======== SOURCE EXCERPT
Tyler Technologies (TYL) has been upgraded to a Buy rating after its strong 2Q25 results alleviated prior concerns about slowing growth. The company reported a 10.2% revenue increase and an 80.9% jump in free cash flow, driven by a significant 47.7% sequential rebound in SaaS bookings and accelerating cloud transitions, particularly with larger, higher-value clients. Additionally, the new 'One Big Beautiful Bill Act' is expected to substantially boost FCF by allowing immediate expensing of R&D, providing a material financial tailwind and capital deployment flexibility, indicating a clearer multi-year path for revenue and margin expansion.
================
======== SOURCE DATA
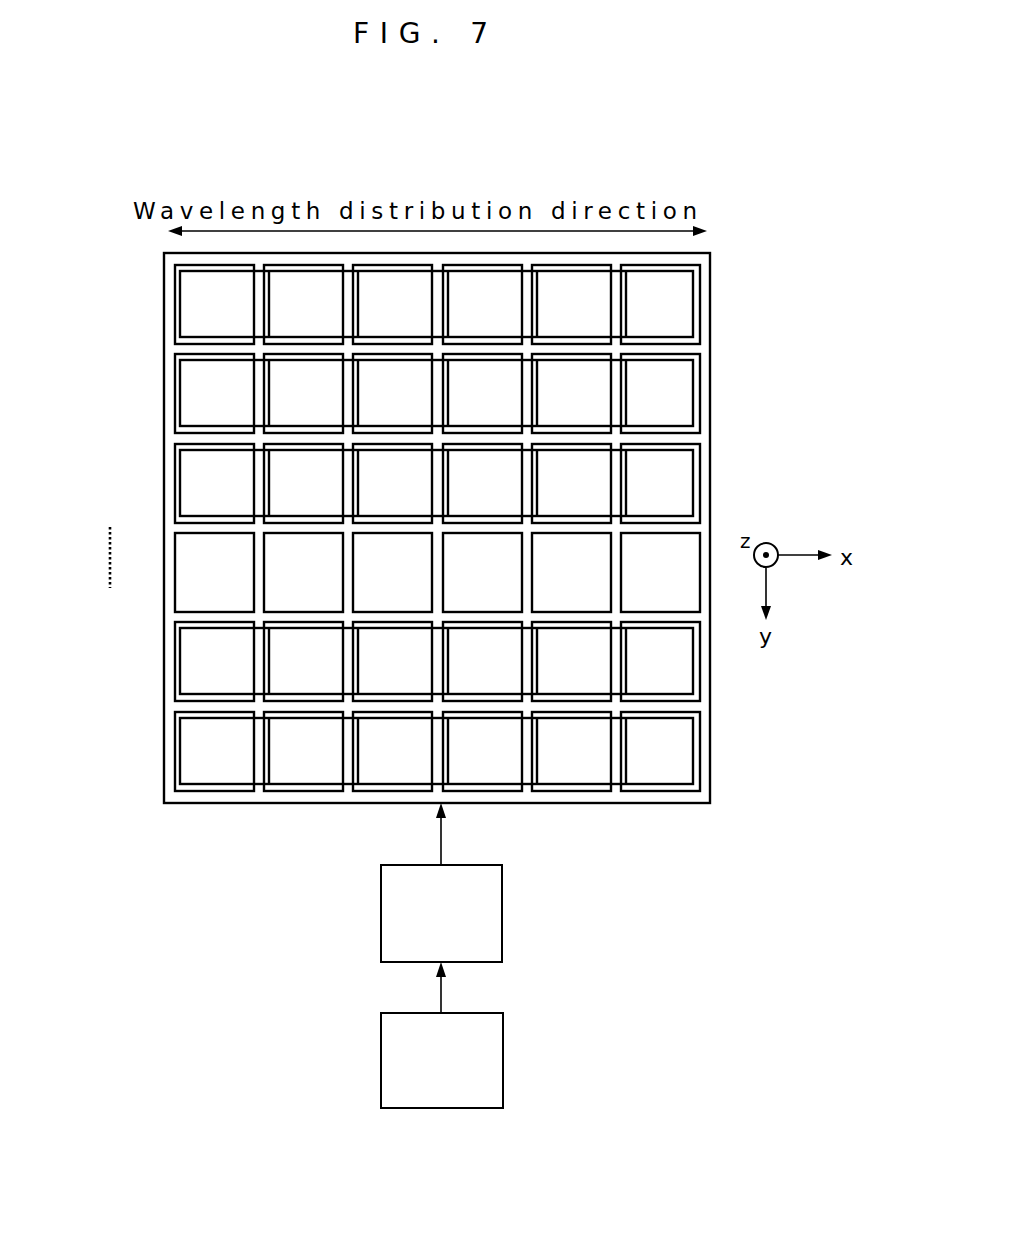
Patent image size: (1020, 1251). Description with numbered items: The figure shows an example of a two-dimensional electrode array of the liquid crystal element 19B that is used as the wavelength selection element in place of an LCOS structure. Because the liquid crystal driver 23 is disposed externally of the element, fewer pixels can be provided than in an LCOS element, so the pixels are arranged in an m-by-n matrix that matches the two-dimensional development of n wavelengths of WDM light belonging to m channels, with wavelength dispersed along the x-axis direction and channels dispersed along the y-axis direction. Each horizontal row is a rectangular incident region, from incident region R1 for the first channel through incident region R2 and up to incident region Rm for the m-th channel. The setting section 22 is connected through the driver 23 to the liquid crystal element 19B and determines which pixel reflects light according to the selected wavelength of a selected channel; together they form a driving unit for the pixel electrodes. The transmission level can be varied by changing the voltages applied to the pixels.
================
(EXERCISES TO COMPLETE)
**A.** In the Tyler Technologies excerpt, how much did SaaS bookings rebound sequentially?
**B.** Continue the passage on the Tyler Technologies upgrade, starting after its final sentence.

(IN RESPONSE)
**A.** 47.7%

**B.**
Analysis

Tyler Technologies' 2Q25 results have materially improved the investment thesis, directly addressing prior concerns over a growth slowdown. The company delivered a significant beat-and-raise quarter, with total revenue growing 10.2% year-over-year to $596.1 million and adjusted EBIT margins expanding 200 basis points to 26.5%. Critically, the primary concern from 1Q25 regarding weakening demand was dispelled by a sharp rebound in bookings; total SaaS bookings surged 47.7% sequentially, and the average annual recurring revenue per new deal jumped 65.1% sequentially to approximately $87K, suggesting the previous quarter's weakness was timing-related rather than structural. This recovery is supported by stabilizing public sector demand, evidenced by a 25% sequential rise in RFP activity. Furthermore, the company's long-term growth path is clarified by an accelerating cloud transition, with a record 118 on-premise clients converted to SaaS and management guiding for this ~25% annual growth in flip volume to continue, increasingly with larger, higher-value customers. A new, powerful catalyst has also emerged with the repeal of Section 174, which is expected to reduce cash taxes by approximately $55 million in the current fiscal year and potentially near $100 million in 2026, significantly boosting free cash flow generation and capital deployment flexibility.